■ **YOUR INSTRUCTIONS**: Reproduce all entries word for word.

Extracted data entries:
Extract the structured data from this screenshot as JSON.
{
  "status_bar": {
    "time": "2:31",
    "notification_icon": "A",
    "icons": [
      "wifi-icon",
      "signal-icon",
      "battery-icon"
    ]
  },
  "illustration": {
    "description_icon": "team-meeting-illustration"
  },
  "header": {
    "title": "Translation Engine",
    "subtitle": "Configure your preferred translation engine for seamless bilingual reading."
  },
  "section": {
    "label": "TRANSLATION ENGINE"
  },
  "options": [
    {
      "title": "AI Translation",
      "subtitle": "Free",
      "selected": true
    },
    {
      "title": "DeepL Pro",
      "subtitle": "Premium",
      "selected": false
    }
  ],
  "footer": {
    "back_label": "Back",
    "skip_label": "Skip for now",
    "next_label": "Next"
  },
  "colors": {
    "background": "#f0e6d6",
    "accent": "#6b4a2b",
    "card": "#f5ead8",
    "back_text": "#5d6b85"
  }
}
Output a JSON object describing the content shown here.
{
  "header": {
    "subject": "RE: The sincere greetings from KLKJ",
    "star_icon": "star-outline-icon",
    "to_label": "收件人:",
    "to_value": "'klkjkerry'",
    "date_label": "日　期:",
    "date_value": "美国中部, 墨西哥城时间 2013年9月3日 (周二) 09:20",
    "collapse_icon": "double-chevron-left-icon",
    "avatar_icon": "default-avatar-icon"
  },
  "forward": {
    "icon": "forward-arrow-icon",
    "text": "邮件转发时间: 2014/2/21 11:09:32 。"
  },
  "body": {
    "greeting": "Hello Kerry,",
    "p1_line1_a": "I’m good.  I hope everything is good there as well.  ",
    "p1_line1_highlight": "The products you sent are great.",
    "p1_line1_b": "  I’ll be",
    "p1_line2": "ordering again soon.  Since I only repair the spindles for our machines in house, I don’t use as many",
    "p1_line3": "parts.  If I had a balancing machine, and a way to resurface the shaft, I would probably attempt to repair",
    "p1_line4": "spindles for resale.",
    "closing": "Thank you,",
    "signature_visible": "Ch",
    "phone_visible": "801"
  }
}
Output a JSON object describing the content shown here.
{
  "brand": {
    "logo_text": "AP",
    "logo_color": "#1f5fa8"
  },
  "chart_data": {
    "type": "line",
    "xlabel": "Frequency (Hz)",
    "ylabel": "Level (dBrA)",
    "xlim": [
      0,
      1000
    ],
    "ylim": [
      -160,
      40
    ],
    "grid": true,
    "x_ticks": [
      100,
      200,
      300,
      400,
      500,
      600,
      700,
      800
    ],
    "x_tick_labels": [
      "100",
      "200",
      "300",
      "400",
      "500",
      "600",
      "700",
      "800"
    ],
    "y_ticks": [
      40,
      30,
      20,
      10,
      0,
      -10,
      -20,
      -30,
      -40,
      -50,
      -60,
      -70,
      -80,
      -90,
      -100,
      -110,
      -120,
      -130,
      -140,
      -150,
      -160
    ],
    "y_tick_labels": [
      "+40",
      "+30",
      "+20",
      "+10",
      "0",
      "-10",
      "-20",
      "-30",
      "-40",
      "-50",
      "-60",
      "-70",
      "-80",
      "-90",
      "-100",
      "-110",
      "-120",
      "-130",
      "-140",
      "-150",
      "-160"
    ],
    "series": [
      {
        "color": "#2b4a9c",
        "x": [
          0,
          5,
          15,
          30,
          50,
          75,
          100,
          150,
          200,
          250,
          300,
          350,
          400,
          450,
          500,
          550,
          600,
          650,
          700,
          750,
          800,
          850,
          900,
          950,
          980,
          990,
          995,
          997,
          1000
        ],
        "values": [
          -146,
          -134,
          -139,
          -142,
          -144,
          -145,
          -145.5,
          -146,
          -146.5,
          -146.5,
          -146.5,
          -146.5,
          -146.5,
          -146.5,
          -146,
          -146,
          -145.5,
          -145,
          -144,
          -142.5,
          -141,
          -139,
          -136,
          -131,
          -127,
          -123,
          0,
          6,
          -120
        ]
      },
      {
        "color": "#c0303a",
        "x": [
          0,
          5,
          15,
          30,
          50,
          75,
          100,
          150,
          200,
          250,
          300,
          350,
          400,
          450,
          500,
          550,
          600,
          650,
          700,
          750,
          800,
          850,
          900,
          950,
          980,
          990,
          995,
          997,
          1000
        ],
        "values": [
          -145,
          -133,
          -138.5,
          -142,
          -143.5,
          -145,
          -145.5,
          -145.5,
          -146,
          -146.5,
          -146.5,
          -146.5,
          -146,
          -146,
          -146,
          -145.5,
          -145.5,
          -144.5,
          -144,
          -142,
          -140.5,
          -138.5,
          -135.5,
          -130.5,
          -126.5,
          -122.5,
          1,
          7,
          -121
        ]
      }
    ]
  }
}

■ **OUTPUT OF THE EXERCISE**:
Extract the structured data from this screenshot as JSON.
{
  "status_bar": {
    "time": "2:31",
    "notification_icon": "A",
    "icons": [
      "wifi-icon",
      "signal-icon",
      "battery-icon"
    ]
  },
  "illustration": {
    "description_icon": "team-meeting-illustration"
  },
  "header": {
    "title": "Translation Engine",
    "subtitle": "Configure your preferred translation engine for seamless bilingual reading."
  },
  "section": {
    "label": "TRANSLATION ENGINE"
  },
  "options": [
    {
      "title": "AI Translation",
      "subtitle": "Free",
      "selected": true
    },
    {
      "title": "DeepL Pro",
      "subtitle": "Premium",
      "selected": false
    }
  ],
  "footer": {
    "back_label": "Back",
    "skip_label": "Skip for now",
    "next_label": "Next"
  },
  "colors": {
    "background": "#f0e6d6",
    "accent": "#6b4a2b",
    "card": "#f5ead8",
    "back_text": "#5d6b85"
  }
}
Output a JSON object describing the content shown here.
{
  "header": {
    "subject": "RE: The sincere greetings from KLKJ",
    "star_icon": "star-outline-icon",
    "to_label": "收件人:",
    "to_value": "'klkjkerry'",
    "date_label": "日　期:",
    "date_value": "美国中部, 墨西哥城时间 2013年9月3日 (周二) 09:20",
    "collapse_icon": "double-chevron-left-icon",
    "avatar_icon": "default-avatar-icon"
  },
  "forward": {
    "icon": "forward-arrow-icon",
    "text": "邮件转发时间: 2014/2/21 11:09:32 。"
  },
  "body": {
    "greeting": "Hello Kerry,",
    "p1_line1_a": "I’m good.  I hope everything is good there as well.  ",
    "p1_line1_highlight": "The products you sent are great.",
    "p1_line1_b": "  I’ll be",
    "p1_line2": "ordering again soon.  Since I only repair the spindles for our machines in house, I don’t use as many",
    "p1_line3": "parts.  If I had a balancing machine, and a way to resurface the shaft, I would probably attempt to repair",
    "p1_line4": "spindles for resale.",
    "closing": "Thank you,",
    "signature_visible": "Ch",
    "phone_visible": "801"
  }
}
Output a JSON object describing the content shown here.
{
  "brand": {
    "logo_text": "AP",
    "logo_color": "#1f5fa8"
  },
  "chart_data": {
    "type": "line",
    "xlabel": "Frequency (Hz)",
    "ylabel": "Level (dBrA)",
    "xlim": [
      0,
      1000
    ],
    "ylim": [
      -160,
      40
    ],
    "grid": true,
    "x_ticks": [
      100,
      200,
      300,
      400,
      500,
      600,
      700,
      800
    ],
    "x_tick_labels": [
      "100",
      "200",
      "300",
      "400",
      "500",
      "600",
      "700",
      "800"
    ],
    "y_ticks": [
      40,
      30,
      20,
      10,
      0,
      -10,
      -20,
      -30,
      -40,
      -50,
      -60,
      -70,
      -80,
      -90,
      -100,
      -110,
      -120,
      -130,
      -140,
      -150,
      -160
    ],
    "y_tick_labels": [
      "+40",
      "+30",
      "+20",
      "+10",
      "0",
      "-10",
      "-20",
      "-30",
      "-40",
      "-50",
      "-60",
      "-70",
      "-80",
      "-90",
      "-100",
      "-110",
      "-120",
      "-130",
      "-140",
      "-150",
      "-160"
    ],
    "series": [
      {
        "color": "#2b4a9c",
        "x": [
          0,
          5,
          15,
          30,
          50,
          75,
          100,
          150,
          200,
          250,
          300,
          350,
          400,
          450,
          500,
          550,
          600,
          650,
          700,
          750,
          800,
          850,
          900,
          950,
          980,
          990,
          995,
          997,
          1000
        ],
        "values": [
          -146,
          -134,
          -139,
          -142,
          -144,
          -145,
          -145.5,
          -146,
          -146.5,
          -146.5,
          -146.5,
          -146.5,
          -146.5,
          -146.5,
          -146,
          -146,
          -145.5,
          -145,
          -144,
          -142.5,
          -141,
          -139,
          -136,
          -131,
          -127,
          -123,
          0,
          6,
          -120
        ]
      },
      {
        "color": "#c0303a",
        "x": [
          0,
          5,
          15,
          30,
          50,
          75,
          100,
          150,
          200,
          250,
          300,
          350,
          400,
          450,
          500,
          550,
          600,
          650,
          700,
          750,
          800,
          850,
          900,
          950,
          980,
          990,
          995,
          997,
          1000
        ],
        "values": [
          -145,
          -133,
          -138.5,
          -142,
          -143.5,
          -145,
          -145.5,
          -145.5,
          -146,
          -146.5,
          -146.5,
          -146.5,
          -146,
          -146,
          -146,
          -145.5,
          -145.5,
          -144.5,
          -144,
          -142,
          -140.5,
          -138.5,
          -135.5,
          -130.5,
          -126.5,
          -122.5,
          1,
          7,
          -121
        ]
      }
    ]
  }
}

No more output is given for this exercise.